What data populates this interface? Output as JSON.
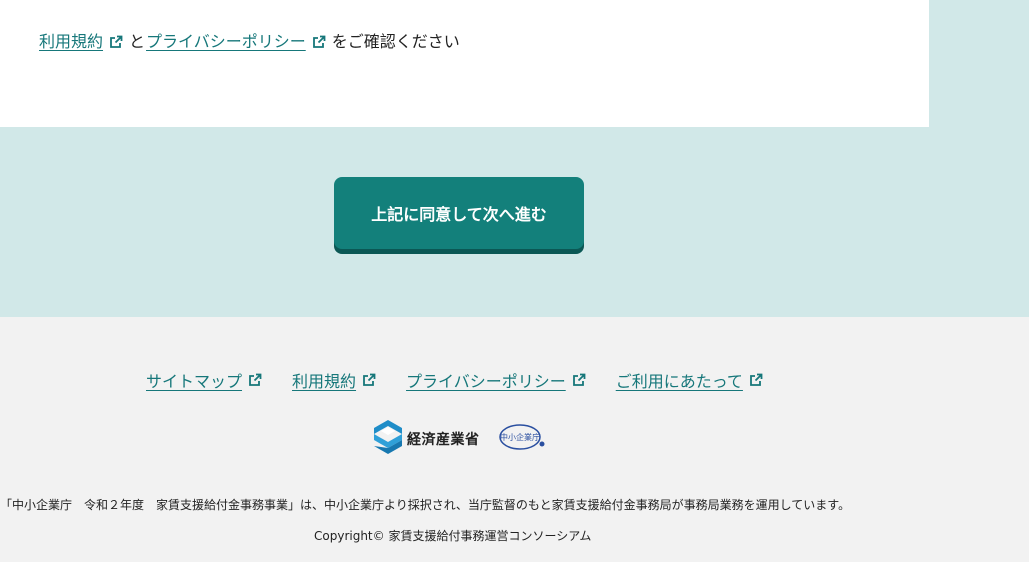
{
  "consent": {
    "terms_label": "利用規約",
    "connector": "と",
    "privacy_label": "プライバシーポリシー",
    "suffix": "をご確認ください"
  },
  "actions": {
    "agree_button_label": "上記に同意して次へ進む"
  },
  "footer": {
    "links": [
      {
        "label": "サイトマップ"
      },
      {
        "label": "利用規約"
      },
      {
        "label": "プライバシーポリシー"
      },
      {
        "label": "ご利用にあたって"
      }
    ],
    "meti_logo_text": "経済産業省",
    "sme_logo_text": "中小企業庁",
    "note": "「中小企業庁　令和２年度　家賃支援給付金事務事業」は、中小企業庁より採択され、当庁監督のもと家賃支援給付金事務局が事務局業務を運用しています。",
    "copyright": "Copyright© 家賃支援給付事務運営コンソーシアム"
  },
  "colors": {
    "accent": "#16777a",
    "button": "#13807b",
    "band": "#d1e8e8",
    "footer_bg": "#f2f2f2"
  },
  "icons": [
    "external-link-icon",
    "meti-logo-icon",
    "sme-agency-logo"
  ]
}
☆ ☆ ☆ ☆ ☆ ☆ ☆
[Stated task] All the lines above are to be given again exactly as they read, with the pictures removed.

[Answer to the task]
What data populates this interface? Output as JSON.
{
  "consent": {
    "terms_label": "利用規約",
    "connector": "と",
    "privacy_label": "プライバシーポリシー",
    "suffix": "をご確認ください"
  },
  "actions": {
    "agree_button_label": "上記に同意して次へ進む"
  },
  "footer": {
    "links": [
      {
        "label": "サイトマップ"
      },
      {
        "label": "利用規約"
      },
      {
        "label": "プライバシーポリシー"
      },
      {
        "label": "ご利用にあたって"
      }
    ],
    "meti_logo_text": "経済産業省",
    "sme_logo_text": "中小企業庁",
    "note": "「中小企業庁　令和２年度　家賃支援給付金事務事業」は、中小企業庁より採択され、当庁監督のもと家賃支援給付金事務局が事務局業務を運用しています。",
    "copyright": "Copyright© 家賃支援給付事務運営コンソーシアム"
  },
  "colors": {
    "accent": "#16777a",
    "button": "#13807b",
    "band": "#d1e8e8",
    "footer_bg": "#f2f2f2"
  },
  "icons": [
    "external-link-icon",
    "meti-logo-icon",
    "sme-agency-logo"
  ]
}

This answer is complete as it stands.